[What is expected]
In the listing that follows, how many lines contain the string "image"? Provide only the number.

[Raw data]
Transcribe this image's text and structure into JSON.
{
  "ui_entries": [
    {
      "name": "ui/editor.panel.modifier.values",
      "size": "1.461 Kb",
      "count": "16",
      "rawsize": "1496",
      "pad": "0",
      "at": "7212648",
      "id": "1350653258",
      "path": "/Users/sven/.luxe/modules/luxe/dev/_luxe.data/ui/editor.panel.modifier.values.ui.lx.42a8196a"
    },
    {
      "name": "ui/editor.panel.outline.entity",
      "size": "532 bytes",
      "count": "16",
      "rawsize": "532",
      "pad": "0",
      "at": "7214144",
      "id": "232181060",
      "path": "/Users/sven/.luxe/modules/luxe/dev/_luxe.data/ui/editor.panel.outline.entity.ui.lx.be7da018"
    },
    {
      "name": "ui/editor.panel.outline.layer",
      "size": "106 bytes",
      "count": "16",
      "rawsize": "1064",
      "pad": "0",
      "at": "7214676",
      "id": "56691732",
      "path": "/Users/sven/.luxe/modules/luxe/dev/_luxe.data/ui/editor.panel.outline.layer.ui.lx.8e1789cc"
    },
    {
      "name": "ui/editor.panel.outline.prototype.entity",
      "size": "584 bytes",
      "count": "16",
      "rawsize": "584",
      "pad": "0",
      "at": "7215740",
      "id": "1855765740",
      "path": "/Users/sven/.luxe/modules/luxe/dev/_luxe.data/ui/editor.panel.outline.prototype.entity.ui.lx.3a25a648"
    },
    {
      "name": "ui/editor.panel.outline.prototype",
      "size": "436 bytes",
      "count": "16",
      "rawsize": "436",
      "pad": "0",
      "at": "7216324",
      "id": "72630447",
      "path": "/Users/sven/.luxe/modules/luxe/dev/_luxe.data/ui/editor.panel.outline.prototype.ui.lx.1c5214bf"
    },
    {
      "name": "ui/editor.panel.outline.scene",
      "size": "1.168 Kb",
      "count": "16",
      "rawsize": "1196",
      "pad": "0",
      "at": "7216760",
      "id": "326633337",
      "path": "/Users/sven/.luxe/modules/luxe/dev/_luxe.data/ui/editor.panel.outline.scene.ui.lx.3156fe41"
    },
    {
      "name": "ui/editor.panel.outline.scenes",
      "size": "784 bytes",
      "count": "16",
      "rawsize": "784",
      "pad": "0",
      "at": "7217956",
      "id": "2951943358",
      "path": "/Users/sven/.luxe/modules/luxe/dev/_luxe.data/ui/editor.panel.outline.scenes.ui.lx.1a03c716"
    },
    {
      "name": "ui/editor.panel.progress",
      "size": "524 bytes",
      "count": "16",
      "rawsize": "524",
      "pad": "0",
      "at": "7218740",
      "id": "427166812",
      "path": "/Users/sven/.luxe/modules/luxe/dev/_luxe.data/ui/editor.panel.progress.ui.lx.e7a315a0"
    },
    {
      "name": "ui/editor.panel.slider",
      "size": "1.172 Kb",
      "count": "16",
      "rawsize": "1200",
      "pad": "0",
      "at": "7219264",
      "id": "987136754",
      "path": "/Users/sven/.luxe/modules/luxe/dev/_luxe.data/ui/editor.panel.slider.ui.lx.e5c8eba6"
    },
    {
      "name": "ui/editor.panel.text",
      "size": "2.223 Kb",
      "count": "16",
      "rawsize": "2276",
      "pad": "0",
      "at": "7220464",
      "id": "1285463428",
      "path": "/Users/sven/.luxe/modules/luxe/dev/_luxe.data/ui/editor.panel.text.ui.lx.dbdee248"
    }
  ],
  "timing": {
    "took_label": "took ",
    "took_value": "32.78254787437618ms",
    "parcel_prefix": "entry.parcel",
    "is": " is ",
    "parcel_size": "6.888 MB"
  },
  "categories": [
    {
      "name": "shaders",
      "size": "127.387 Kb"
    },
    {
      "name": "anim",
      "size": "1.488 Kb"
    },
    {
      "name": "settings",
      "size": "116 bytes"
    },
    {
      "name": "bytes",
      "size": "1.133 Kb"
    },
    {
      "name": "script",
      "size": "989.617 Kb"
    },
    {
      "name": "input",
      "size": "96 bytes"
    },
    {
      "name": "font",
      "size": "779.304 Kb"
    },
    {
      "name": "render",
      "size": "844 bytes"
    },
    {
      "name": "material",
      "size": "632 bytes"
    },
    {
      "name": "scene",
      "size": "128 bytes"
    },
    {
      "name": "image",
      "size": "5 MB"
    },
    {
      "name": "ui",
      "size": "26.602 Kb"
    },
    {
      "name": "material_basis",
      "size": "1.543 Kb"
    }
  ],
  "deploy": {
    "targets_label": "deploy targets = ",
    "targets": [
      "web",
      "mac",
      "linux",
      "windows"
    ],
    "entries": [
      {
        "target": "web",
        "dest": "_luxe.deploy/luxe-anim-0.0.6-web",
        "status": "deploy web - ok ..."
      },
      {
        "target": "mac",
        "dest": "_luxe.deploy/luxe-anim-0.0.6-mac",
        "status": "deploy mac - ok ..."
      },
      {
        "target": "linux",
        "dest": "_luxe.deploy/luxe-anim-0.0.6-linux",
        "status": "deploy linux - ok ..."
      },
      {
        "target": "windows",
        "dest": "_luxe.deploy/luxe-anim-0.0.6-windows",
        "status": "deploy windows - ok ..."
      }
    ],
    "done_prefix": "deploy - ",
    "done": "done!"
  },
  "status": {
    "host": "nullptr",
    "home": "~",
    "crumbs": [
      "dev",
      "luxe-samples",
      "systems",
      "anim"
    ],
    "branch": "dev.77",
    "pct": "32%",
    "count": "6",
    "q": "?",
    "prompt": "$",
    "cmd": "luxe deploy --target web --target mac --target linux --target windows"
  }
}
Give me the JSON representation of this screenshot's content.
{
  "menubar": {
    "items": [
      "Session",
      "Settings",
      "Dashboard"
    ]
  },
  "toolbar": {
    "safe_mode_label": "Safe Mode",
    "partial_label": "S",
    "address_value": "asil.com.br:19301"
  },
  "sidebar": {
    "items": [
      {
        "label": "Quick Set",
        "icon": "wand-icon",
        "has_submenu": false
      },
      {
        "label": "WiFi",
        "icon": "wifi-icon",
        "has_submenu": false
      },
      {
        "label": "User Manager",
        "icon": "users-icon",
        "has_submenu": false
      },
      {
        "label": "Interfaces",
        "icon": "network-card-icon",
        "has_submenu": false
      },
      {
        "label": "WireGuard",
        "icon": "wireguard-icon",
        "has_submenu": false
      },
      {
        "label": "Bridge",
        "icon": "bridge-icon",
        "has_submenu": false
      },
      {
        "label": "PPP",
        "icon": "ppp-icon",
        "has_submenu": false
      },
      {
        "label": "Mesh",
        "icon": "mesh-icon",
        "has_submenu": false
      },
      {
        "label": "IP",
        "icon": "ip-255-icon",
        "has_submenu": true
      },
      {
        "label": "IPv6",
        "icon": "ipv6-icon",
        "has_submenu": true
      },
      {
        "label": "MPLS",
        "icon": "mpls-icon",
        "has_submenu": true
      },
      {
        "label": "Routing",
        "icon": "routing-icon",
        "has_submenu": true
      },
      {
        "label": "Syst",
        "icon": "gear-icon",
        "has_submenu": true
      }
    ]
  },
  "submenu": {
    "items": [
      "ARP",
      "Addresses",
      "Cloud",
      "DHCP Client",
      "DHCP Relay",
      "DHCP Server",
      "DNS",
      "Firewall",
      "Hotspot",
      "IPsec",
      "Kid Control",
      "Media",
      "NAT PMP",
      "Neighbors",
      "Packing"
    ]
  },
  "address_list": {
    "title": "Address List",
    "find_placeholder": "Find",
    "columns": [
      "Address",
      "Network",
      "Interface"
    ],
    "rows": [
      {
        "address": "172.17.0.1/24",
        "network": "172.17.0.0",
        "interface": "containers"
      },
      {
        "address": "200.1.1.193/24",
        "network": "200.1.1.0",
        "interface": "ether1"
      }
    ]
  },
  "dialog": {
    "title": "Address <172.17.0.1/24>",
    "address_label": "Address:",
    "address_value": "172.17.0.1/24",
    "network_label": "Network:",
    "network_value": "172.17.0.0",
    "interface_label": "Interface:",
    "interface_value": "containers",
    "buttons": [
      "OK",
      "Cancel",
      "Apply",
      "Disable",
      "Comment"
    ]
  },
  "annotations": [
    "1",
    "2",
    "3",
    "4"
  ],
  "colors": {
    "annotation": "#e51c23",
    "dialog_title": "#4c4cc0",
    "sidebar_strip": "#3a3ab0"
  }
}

[The completed task]
2